La crítica
política y los descentramientos de la memoria
Apuntes en
torno a la valoración de los años 70
Sergio Caletti
De un
modo áspero, por momentos arremolinado, los argentinos tal vez
hayamos comenzado a hacerle un lugar en casa a nuestros propios
fantasmas. Hemos necesitado para ello más de 20 años, porción
importante en las vidas de quienes participamos de distintas maneras
en la contienda política de los años 70. Menudo precio por tanta
muerte innombrada, que no es sólo la de los cuerpos.
Las señales de este
aprendizaje surgen de una secuencia creciente de acontecimientos,
como esos ríos de deshielo cuya vertiente avanza a saltos sobre
piedras al tiempo que otros hilos de agua la alcanzan y se confunden
con ella. Desde que un capitán arrepentido contó los vuelos de
la muerte, se ha ido formando un cauce. Por él corrieron y corren
tardías confesiones, autocríticas perezosas, reivindicaciones
escleróticas, reencuentros con criaturas secuestradas que han
crecido, exhumaciones de toda índole, escraches y otras manifestaciones
a veces callejeras, eventuales museos del horror, cuentas suizas,
nuevos testimonios, una docena de textos más o menos reconstructivos,
amagues parlamentarios. Ese decir, se ha comenzado a hablar en
voz más alta, y con tonos ligeramente menos unívocos.

Entradas proporcionadas

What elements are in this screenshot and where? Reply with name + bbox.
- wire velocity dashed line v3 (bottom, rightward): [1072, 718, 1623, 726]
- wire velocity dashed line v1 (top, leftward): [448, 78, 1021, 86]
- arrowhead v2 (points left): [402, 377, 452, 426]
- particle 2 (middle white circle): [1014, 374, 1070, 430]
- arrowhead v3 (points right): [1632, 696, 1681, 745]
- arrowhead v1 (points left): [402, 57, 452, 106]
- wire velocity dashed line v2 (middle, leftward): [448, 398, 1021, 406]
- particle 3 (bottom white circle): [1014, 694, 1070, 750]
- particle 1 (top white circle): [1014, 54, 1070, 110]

Lo que se pide
[A] Reproduce sin cambios la parte del fragmento sobre la memoria de los años 70 que abre con las palabras que contienen "Las señales de" y cierra con "ligeramente menos unívocos.".
[B] Transcribe tal cual, línea por línea, todas las entradas.
El texto y las entradas son materiales independientes entre sí.

Respuestas
[A]
Las señales de este
aprendizaje surgen de una secuencia creciente de acontecimientos,
como esos ríos de deshielo cuya vertiente avanza a saltos sobre
piedras al tiempo que otros hilos de agua la alcanzan y se confunden
con ella. Desde que un capitán arrepentido contó los vuelos de
la muerte, se ha ido formando un cauce. Por él corrieron y corren
tardías confesiones, autocríticas perezosas, reivindicaciones
escleróticas, reencuentros con criaturas secuestradas que han
crecido, exhumaciones de toda índole, escraches y otras manifestaciones
a veces callejeras, eventuales museos del horror, cuentas suizas,
nuevos testimonios, una docena de textos más o menos reconstructivos,
amagues parlamentarios. Ese decir, se ha comenzado a hablar en
voz más alta, y con tonos ligeramente menos unívocos.

[B]
What elements are in this screenshot and where? Reply with name + bbox.
- wire velocity dashed line v3 (bottom, rightward): [1072, 718, 1623, 726]
- wire velocity dashed line v1 (top, leftward): [448, 78, 1021, 86]
- arrowhead v2 (points left): [402, 377, 452, 426]
- particle 2 (middle white circle): [1014, 374, 1070, 430]
- arrowhead v3 (points right): [1632, 696, 1681, 745]
- arrowhead v1 (points left): [402, 57, 452, 106]
- wire velocity dashed line v2 (middle, leftward): [448, 398, 1021, 406]
- particle 3 (bottom white circle): [1014, 694, 1070, 750]
- particle 1 (top white circle): [1014, 54, 1070, 110]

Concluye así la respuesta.